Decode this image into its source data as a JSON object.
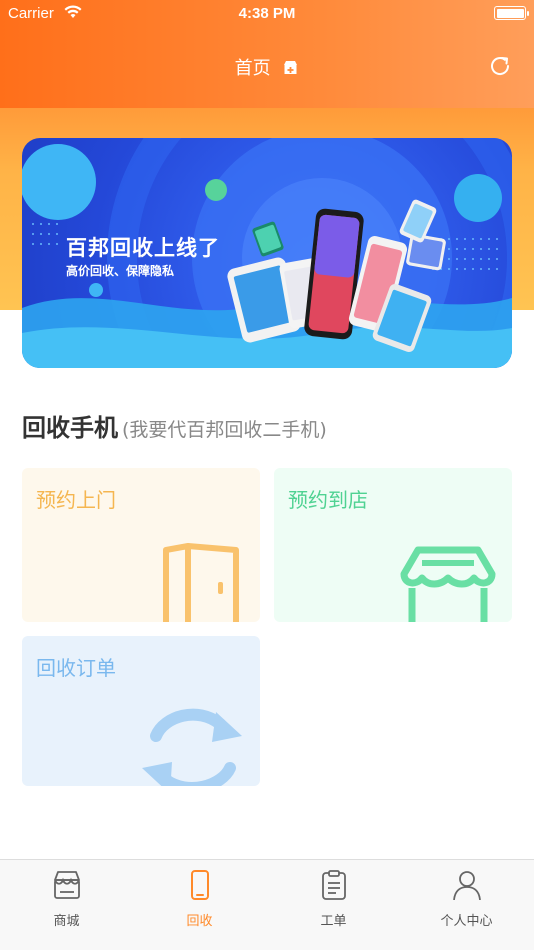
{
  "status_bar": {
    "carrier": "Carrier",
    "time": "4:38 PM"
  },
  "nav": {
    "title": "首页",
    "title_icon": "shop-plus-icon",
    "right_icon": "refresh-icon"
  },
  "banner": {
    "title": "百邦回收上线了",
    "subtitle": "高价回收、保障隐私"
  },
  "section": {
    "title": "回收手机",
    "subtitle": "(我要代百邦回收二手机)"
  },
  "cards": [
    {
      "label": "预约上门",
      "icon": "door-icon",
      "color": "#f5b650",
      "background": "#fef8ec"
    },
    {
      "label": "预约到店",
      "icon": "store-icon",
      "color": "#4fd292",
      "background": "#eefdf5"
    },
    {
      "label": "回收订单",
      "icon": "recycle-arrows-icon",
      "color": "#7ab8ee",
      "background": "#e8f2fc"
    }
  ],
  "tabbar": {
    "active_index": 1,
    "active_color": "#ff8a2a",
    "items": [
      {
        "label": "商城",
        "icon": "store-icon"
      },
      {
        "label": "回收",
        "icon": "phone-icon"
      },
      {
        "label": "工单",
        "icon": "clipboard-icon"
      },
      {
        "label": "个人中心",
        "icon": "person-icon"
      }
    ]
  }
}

********************

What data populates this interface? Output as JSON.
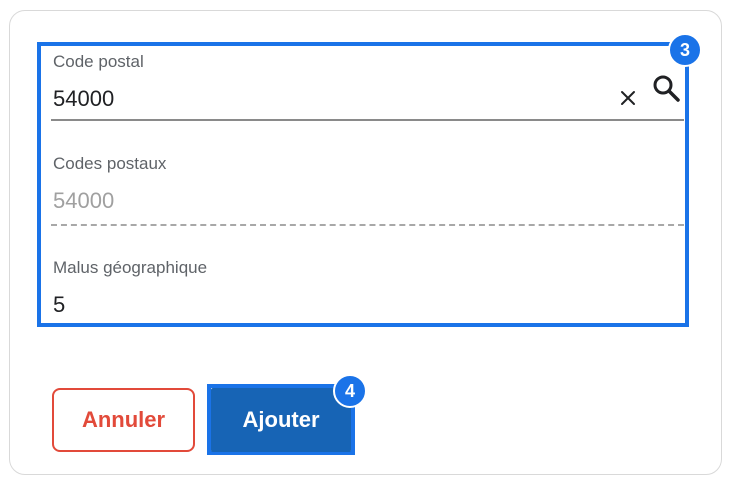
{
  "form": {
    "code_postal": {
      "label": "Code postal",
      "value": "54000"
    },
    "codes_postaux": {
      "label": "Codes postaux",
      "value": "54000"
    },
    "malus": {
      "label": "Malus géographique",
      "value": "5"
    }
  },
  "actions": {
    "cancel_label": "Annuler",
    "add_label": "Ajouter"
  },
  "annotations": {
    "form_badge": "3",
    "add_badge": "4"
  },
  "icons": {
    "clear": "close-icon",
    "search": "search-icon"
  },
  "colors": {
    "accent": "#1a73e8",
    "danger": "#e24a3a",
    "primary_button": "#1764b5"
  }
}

********************

**What you will do:** Check each line of the records above for the word "subtitle", then give the number of lines that have it, with no other words.

**Task output:** 2